__Your goal__
Lift every line from the entries that includes the word "września".

Part of a data file
........
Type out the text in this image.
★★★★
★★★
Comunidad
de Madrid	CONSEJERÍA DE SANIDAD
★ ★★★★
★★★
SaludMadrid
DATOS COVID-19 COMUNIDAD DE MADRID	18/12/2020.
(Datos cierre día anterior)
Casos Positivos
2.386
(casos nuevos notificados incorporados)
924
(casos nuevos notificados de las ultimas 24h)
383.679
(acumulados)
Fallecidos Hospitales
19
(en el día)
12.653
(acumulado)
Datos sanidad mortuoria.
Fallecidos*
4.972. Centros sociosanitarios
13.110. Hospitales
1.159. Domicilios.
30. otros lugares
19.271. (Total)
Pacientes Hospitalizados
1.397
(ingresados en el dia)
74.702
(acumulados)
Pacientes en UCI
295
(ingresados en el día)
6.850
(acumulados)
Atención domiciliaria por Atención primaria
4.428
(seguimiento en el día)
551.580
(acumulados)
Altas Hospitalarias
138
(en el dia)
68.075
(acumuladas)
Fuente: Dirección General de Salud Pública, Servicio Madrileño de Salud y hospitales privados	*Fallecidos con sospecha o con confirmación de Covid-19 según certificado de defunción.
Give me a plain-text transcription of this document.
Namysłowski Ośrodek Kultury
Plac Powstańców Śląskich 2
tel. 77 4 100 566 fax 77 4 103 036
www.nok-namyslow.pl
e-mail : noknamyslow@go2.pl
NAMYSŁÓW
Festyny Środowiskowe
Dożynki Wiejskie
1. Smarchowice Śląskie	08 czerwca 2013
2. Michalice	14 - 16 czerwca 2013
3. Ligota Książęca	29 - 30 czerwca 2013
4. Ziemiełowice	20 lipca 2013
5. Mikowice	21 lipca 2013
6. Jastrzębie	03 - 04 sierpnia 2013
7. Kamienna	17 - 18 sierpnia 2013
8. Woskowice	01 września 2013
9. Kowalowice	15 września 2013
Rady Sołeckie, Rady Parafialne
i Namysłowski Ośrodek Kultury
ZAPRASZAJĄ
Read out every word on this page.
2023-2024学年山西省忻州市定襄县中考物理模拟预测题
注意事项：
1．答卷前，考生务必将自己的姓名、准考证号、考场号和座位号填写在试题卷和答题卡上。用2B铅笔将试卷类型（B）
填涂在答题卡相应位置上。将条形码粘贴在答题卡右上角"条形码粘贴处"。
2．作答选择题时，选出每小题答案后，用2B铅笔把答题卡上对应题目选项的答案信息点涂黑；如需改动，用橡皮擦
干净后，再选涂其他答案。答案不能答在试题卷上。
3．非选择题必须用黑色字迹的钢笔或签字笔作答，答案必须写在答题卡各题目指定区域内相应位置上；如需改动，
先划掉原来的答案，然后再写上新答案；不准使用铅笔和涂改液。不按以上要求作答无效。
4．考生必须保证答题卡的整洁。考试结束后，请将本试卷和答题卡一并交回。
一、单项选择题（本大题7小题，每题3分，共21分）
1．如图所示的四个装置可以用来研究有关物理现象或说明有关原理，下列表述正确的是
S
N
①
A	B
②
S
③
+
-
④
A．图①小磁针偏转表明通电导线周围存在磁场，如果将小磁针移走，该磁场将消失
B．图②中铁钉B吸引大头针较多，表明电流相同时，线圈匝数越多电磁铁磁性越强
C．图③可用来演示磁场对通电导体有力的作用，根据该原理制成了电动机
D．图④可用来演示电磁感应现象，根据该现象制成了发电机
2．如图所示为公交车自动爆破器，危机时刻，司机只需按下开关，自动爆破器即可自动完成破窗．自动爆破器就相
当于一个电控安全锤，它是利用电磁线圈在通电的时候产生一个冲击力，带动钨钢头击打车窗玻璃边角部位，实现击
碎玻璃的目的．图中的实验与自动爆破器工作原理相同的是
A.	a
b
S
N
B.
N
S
........
__Task solution__
8. Woskowice	01 września 2013
9. Kowalowice	15 września 2013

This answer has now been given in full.